- _Dataset entries on figures_:
------
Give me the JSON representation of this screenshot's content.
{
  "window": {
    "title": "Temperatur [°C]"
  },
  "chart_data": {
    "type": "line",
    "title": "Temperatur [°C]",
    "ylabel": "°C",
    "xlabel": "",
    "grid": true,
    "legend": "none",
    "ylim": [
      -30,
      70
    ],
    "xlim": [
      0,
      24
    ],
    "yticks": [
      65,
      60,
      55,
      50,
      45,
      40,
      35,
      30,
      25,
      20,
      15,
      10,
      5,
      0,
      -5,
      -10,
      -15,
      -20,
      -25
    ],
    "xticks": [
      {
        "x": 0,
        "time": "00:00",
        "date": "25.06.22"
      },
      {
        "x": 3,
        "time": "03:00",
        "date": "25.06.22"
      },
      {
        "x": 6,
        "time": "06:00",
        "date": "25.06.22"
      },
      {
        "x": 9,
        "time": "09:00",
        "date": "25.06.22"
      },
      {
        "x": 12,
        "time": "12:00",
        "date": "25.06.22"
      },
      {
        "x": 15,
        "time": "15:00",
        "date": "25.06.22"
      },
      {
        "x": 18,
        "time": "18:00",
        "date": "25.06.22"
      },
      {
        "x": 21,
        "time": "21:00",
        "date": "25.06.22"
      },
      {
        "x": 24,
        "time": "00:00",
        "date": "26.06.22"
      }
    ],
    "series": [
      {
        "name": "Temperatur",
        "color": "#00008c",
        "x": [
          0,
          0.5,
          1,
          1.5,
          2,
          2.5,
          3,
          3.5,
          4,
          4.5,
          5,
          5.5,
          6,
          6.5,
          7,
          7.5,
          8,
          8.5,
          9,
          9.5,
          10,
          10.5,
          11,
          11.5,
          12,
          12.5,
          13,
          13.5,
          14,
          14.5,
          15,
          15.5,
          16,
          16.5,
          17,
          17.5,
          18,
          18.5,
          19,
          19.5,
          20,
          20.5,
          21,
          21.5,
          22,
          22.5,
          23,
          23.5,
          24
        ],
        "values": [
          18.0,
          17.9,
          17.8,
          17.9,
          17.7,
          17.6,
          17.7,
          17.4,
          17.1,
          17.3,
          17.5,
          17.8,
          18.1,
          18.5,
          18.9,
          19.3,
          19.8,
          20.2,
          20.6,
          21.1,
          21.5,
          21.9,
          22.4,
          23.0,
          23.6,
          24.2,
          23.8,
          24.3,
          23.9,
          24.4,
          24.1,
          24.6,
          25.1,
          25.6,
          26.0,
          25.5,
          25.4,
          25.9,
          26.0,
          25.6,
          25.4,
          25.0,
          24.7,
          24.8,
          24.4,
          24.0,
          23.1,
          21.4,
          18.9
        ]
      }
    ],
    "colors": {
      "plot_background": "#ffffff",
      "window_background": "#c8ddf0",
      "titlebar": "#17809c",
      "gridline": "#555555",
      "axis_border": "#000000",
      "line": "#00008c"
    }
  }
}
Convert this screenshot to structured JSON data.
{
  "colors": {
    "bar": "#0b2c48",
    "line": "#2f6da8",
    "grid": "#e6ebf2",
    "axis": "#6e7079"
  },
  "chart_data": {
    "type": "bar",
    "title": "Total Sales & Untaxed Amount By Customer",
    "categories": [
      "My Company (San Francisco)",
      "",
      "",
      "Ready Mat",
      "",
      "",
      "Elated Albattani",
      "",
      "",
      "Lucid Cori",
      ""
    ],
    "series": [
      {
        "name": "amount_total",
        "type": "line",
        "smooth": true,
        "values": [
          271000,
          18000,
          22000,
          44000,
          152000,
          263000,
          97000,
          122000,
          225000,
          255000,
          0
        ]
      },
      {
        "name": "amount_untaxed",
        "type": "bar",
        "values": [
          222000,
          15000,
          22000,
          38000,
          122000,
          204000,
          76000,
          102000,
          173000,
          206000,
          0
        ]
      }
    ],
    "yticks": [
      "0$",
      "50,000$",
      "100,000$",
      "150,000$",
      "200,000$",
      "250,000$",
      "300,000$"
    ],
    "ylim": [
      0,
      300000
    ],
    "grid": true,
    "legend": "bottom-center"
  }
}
------
- _EXERCISE DESCRIPTION_: Check each line of the entries for the string "time". Copy the lines that have it.

- _RESULT OF THIS EXERCISE_:
        "time": "00:00",
        "time": "03:00",
        "time": "06:00",
        "time": "09:00",
        "time": "12:00",
        "time": "15:00",
        "time": "18:00",
        "time": "21:00",
        "time": "00:00",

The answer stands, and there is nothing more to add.